DOCUMENT:
A+ a-
Wagnerheim Logo
Wagnerheim Bookmark System
The Rhinegold: Page 166
Go back a page
166
Go forward a page

[Fasolt protests they only want their due, to which Donner retorts that his hammer is their due.]

Wotan: (stretching out his spear between the disputants: [[ #21 definitive: ]] Stop, you firebrand! Nothing by force (:#21)! (#27:) My spearshaft safeguards contracts (:#27): spare your hammer’s haft.

 

Freia: (#5?:) Sorrow! Sorrow (:#5?)! Wotan forsakes me!

 

Fricka: Have I heard you aright, (#37?:) merciless man (:#37?)?

The eternal optimist Froh’s arrival is heralded by his own, new motif in the orchestra, #31, which is closely related to the Motif of Freia’s Golden Apples of Sorrowless Youth Eternal, #29. Donner the Thunder God’s own motif #32ab expresses his nature as the god of storm and thunder, with two segments, a choppy descending segment followed by a segment representing rolling thunder, which will become a basis for the Storm Motif #60 with which the following music-drama The Valkyrie opens. #32b is actually based on the embryo for #21, the Spear Motif. Clearly, Donner is the fearful enforcer of the gods’ divine law and authority.

Element box records:

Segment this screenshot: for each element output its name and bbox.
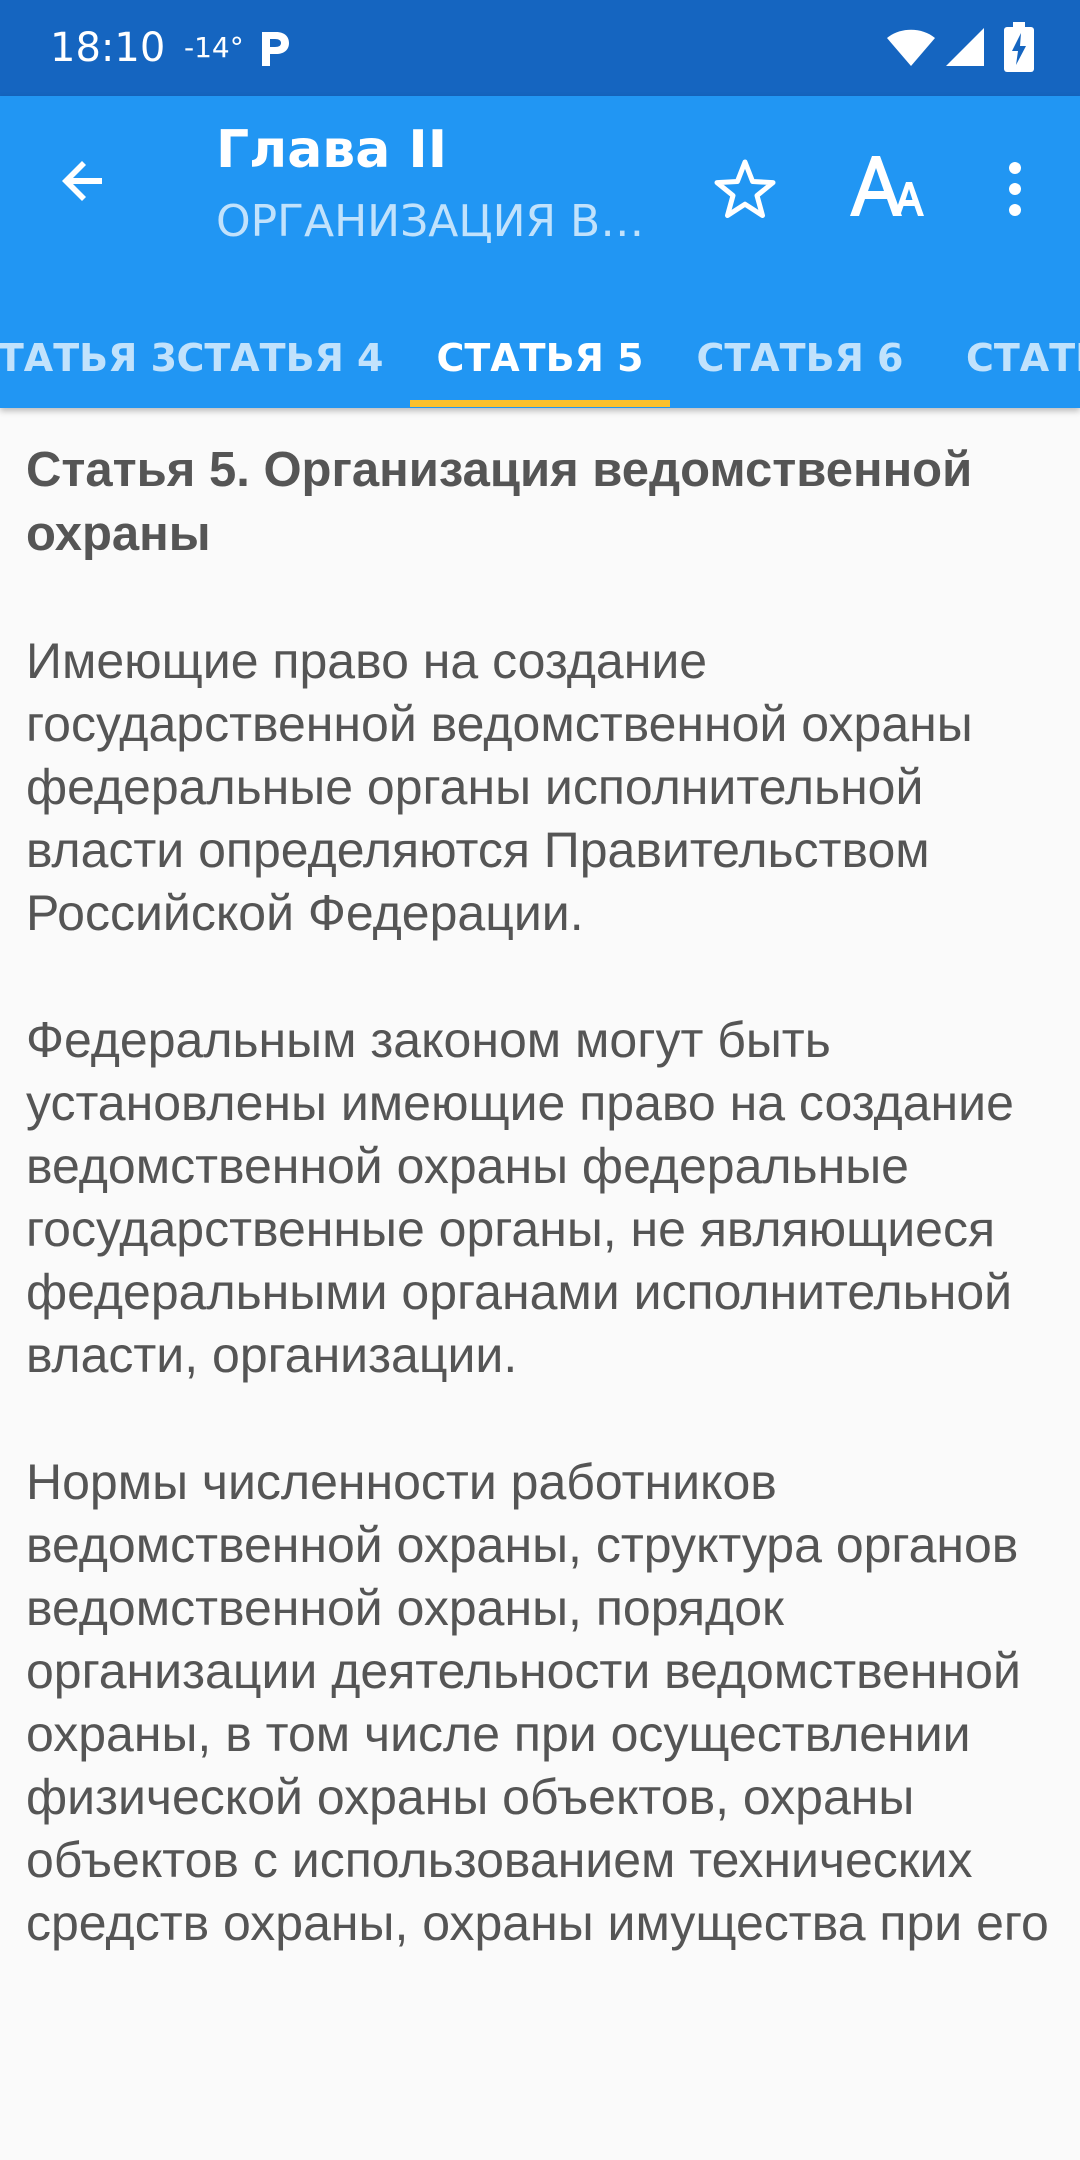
tab-article-4[interactable]: СТАТЬЯ 4 <box>160 310 400 406</box>
star-outline-icon[interactable] <box>700 144 790 234</box>
font-size-icon[interactable] <box>842 140 932 230</box>
parking-icon <box>262 32 289 66</box>
wifi-icon <box>887 29 935 66</box>
arrow-back-icon[interactable] <box>40 136 130 226</box>
page-title: Глава II <box>216 120 448 180</box>
tab-article-5[interactable]: СТАТЬЯ 5 <box>410 310 670 406</box>
article-content[interactable]: Статья 5. Организация ведомственной охра… <box>26 438 1056 1955</box>
article-paragraph: Федеральным законом могут быть установле… <box>26 1012 1014 1383</box>
tab-article-7[interactable]: СТАТЬЯ 7 <box>966 310 1080 406</box>
article-heading: Статья 5. Организация ведомственной охра… <box>26 443 973 561</box>
status-time: 18:10 <box>50 25 166 71</box>
article-paragraph: Имеющие право на создание государственно… <box>26 633 973 941</box>
article-paragraph: Нормы численности работников ведомственн… <box>26 1454 1049 1951</box>
status-bar: 18:10 -14° <box>0 0 1080 96</box>
tab-article-6[interactable]: СТАТЬЯ 6 <box>680 310 920 406</box>
more-vert-icon[interactable] <box>990 144 1040 234</box>
app-bar: Глава II ОРГАНИЗАЦИЯ ВЕДОМСТВЕННОЙ ОХРАН… <box>0 96 1080 408</box>
active-tab-indicator <box>410 400 670 407</box>
battery-charging-icon <box>1004 22 1034 72</box>
signal-icon <box>946 28 984 66</box>
tabs-clip: Глава II ОРГАНИЗАЦИЯ ВЕДОМСТВЕННОЙ ОХРАН… <box>0 96 1080 408</box>
tab-article-3[interactable]: СТАТЬЯ 3 <box>0 310 177 406</box>
status-temperature: -14° <box>184 31 244 64</box>
page-subtitle: ОРГАНИЗАЦИЯ ВЕДОМСТВЕННОЙ ОХРАНЫ <box>216 196 646 247</box>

EXERCISE INSTRUCTIONS:
1/ In the page on The Rhinegold, which orchestral motif heralds Froh's arrival?
2/ List every character named in the page on The Rhinegold.
The rows aren't needed for the tasks.

SOLVED PROBLEMS:
1/ His own new motif, #31.

2/ Fasolt, Donner, Wotan, Freia, Fricka, Froh